# PROVIDED RECORDS start

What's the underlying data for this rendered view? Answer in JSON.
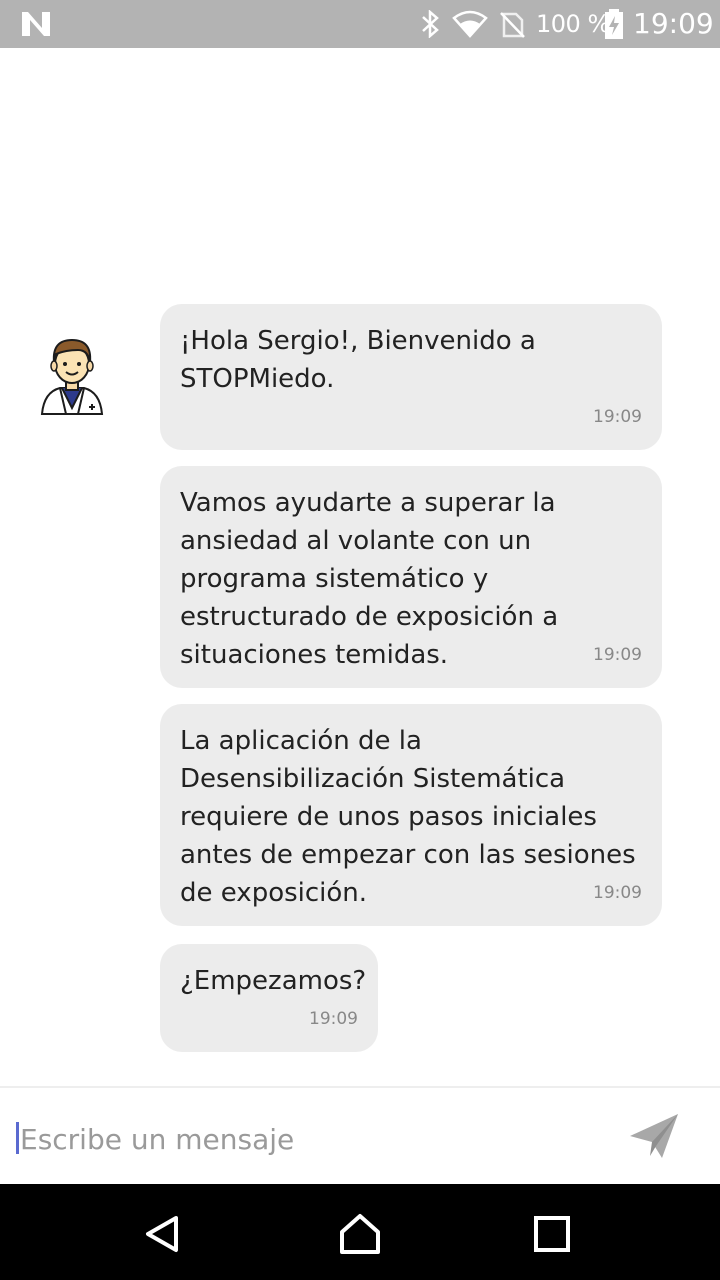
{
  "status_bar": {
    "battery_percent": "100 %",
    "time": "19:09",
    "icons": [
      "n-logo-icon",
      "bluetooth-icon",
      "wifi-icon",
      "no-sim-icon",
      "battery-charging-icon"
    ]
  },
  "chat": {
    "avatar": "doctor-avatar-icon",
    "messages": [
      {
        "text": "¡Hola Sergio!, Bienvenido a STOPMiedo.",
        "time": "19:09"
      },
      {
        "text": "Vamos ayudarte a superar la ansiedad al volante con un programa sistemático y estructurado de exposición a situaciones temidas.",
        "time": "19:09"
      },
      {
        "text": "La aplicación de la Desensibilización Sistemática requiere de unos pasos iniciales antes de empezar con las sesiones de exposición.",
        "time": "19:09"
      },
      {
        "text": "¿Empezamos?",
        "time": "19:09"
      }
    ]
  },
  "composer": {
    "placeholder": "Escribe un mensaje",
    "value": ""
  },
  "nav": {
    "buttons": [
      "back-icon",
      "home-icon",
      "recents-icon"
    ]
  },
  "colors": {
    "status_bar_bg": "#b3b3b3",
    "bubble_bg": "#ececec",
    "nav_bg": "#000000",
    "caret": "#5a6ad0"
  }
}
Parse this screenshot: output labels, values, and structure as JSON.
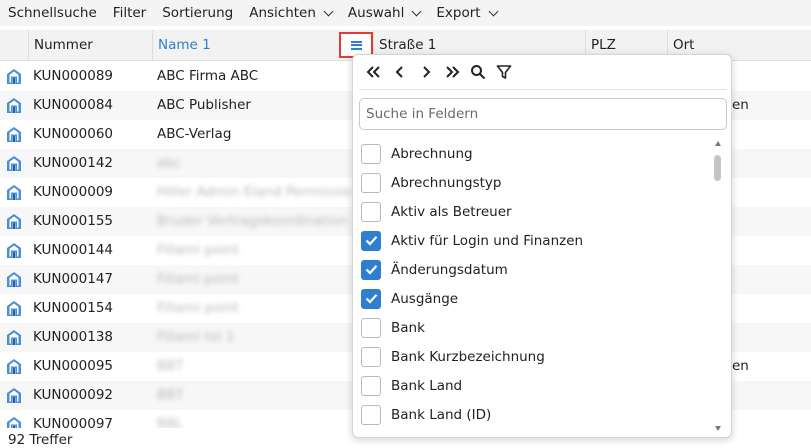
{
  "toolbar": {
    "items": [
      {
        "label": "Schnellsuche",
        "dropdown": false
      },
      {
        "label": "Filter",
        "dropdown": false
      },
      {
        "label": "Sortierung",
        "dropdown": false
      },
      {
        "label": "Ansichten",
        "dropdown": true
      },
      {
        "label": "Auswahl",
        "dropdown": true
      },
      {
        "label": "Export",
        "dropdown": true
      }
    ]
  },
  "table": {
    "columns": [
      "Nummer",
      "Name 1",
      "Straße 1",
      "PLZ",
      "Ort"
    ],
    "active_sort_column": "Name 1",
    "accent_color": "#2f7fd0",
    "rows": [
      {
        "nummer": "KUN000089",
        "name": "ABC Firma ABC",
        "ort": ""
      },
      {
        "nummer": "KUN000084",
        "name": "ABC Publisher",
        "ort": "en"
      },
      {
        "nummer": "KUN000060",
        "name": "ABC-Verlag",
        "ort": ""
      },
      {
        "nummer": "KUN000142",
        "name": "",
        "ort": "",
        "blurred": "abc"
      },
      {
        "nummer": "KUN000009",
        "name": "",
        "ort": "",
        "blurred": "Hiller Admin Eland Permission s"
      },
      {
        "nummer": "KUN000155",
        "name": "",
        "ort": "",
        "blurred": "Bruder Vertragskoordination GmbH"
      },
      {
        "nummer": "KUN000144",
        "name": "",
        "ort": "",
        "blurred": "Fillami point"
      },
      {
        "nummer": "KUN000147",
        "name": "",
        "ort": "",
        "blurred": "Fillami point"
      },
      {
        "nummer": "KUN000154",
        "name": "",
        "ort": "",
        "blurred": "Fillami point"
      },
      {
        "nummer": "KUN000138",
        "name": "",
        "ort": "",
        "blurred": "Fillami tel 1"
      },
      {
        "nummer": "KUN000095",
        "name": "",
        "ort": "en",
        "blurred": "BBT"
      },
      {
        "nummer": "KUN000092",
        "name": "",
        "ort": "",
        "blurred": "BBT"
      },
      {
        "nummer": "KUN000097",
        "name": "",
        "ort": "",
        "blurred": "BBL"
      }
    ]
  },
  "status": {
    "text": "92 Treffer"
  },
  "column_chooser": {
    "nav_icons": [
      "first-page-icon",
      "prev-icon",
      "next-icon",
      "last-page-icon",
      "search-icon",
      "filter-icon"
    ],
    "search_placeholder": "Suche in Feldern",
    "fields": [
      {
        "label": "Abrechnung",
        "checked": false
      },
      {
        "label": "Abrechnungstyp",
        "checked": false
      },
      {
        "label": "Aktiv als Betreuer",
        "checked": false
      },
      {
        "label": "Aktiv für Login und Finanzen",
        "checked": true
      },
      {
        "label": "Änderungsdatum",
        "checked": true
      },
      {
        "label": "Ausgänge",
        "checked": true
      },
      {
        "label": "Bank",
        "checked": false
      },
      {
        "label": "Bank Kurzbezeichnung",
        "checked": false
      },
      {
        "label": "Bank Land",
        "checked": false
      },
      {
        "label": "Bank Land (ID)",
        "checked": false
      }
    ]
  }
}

# PROVIDED RECORDS end

**SHORT TASK**. Restate every record exactly, please; do not copy the pictures.

**SOLUTION**.
What's the underlying data for this rendered view? Answer in JSON.
{
  "status_bar": {
    "battery_percent": "100 %",
    "time": "19:09",
    "icons": [
      "n-logo-icon",
      "bluetooth-icon",
      "wifi-icon",
      "no-sim-icon",
      "battery-charging-icon"
    ]
  },
  "chat": {
    "avatar": "doctor-avatar-icon",
    "messages": [
      {
        "text": "¡Hola Sergio!, Bienvenido a STOPMiedo.",
        "time": "19:09"
      },
      {
        "text": "Vamos ayudarte a superar la ansiedad al volante con un programa sistemático y estructurado de exposición a situaciones temidas.",
        "time": "19:09"
      },
      {
        "text": "La aplicación de la Desensibilización Sistemática requiere de unos pasos iniciales antes de empezar con las sesiones de exposición.",
        "time": "19:09"
      },
      {
        "text": "¿Empezamos?",
        "time": "19:09"
      }
    ]
  },
  "composer": {
    "placeholder": "Escribe un mensaje",
    "value": ""
  },
  "nav": {
    "buttons": [
      "back-icon",
      "home-icon",
      "recents-icon"
    ]
  },
  "colors": {
    "status_bar_bg": "#b3b3b3",
    "bubble_bg": "#ececec",
    "nav_bg": "#000000",
    "caret": "#5a6ad0"
  }
}
Parse this screenshot: output labels, values, and structure as JSON.
{
  "toolbar": {
    "items": [
      {
        "label": "Schnellsuche",
        "dropdown": false
      },
      {
        "label": "Filter",
        "dropdown": false
      },
      {
        "label": "Sortierung",
        "dropdown": false
      },
      {
        "label": "Ansichten",
        "dropdown": true
      },
      {
        "label": "Auswahl",
        "dropdown": true
      },
      {
        "label": "Export",
        "dropdown": true
      }
    ]
  },
  "table": {
    "columns": [
      "Nummer",
      "Name 1",
      "Straße 1",
      "PLZ",
      "Ort"
    ],
    "active_sort_column": "Name 1",
    "accent_color": "#2f7fd0",
    "rows": [
      {
        "nummer": "KUN000089",
        "name": "ABC Firma ABC",
        "ort": ""
      },
      {
        "nummer": "KUN000084",
        "name": "ABC Publisher",
        "ort": "en"
      },
      {
        "nummer": "KUN000060",
        "name": "ABC-Verlag",
        "ort": ""
      },
      {
        "nummer": "KUN000142",
        "name": "",
        "ort": "",
        "blurred": "abc"
      },
      {
        "nummer": "KUN000009",
        "name": "",
        "ort": "",
        "blurred": "Hiller Admin Eland Permission s"
      },
      {
        "nummer": "KUN000155",
        "name": "",
        "ort": "",
        "blurred": "Bruder Vertragskoordination GmbH"
      },
      {
        "nummer": "KUN000144",
        "name": "",
        "ort": "",
        "blurred": "Fillami point"
      },
      {
        "nummer": "KUN000147",
        "name": "",
        "ort": "",
        "blurred": "Fillami point"
      },
      {
        "nummer": "KUN000154",
        "name": "",
        "ort": "",
        "blurred": "Fillami point"
      },
      {
        "nummer": "KUN000138",
        "name": "",
        "ort": "",
        "blurred": "Fillami tel 1"
      },
      {
        "nummer": "KUN000095",
        "name": "",
        "ort": "en",
        "blurred": "BBT"
      },
      {
        "nummer": "KUN000092",
        "name": "",
        "ort": "",
        "blurred": "BBT"
      },
      {
        "nummer": "KUN000097",
        "name": "",
        "ort": "",
        "blurred": "BBL"
      }
    ]
  },
  "status": {
    "text": "92 Treffer"
  },
  "column_chooser": {
    "nav_icons": [
      "first-page-icon",
      "prev-icon",
      "next-icon",
      "last-page-icon",
      "search-icon",
      "filter-icon"
    ],
    "search_placeholder": "Suche in Feldern",
    "fields": [
      {
        "label": "Abrechnung",
        "checked": false
      },
      {
        "label": "Abrechnungstyp",
        "checked": false
      },
      {
        "label": "Aktiv als Betreuer",
        "checked": false
      },
      {
        "label": "Aktiv für Login und Finanzen",
        "checked": true
      },
      {
        "label": "Änderungsdatum",
        "checked": true
      },
      {
        "label": "Ausgänge",
        "checked": true
      },
      {
        "label": "Bank",
        "checked": false
      },
      {
        "label": "Bank Kurzbezeichnung",
        "checked": false
      },
      {
        "label": "Bank Land",
        "checked": false
      },
      {
        "label": "Bank Land (ID)",
        "checked": false
      }
    ]
  }
}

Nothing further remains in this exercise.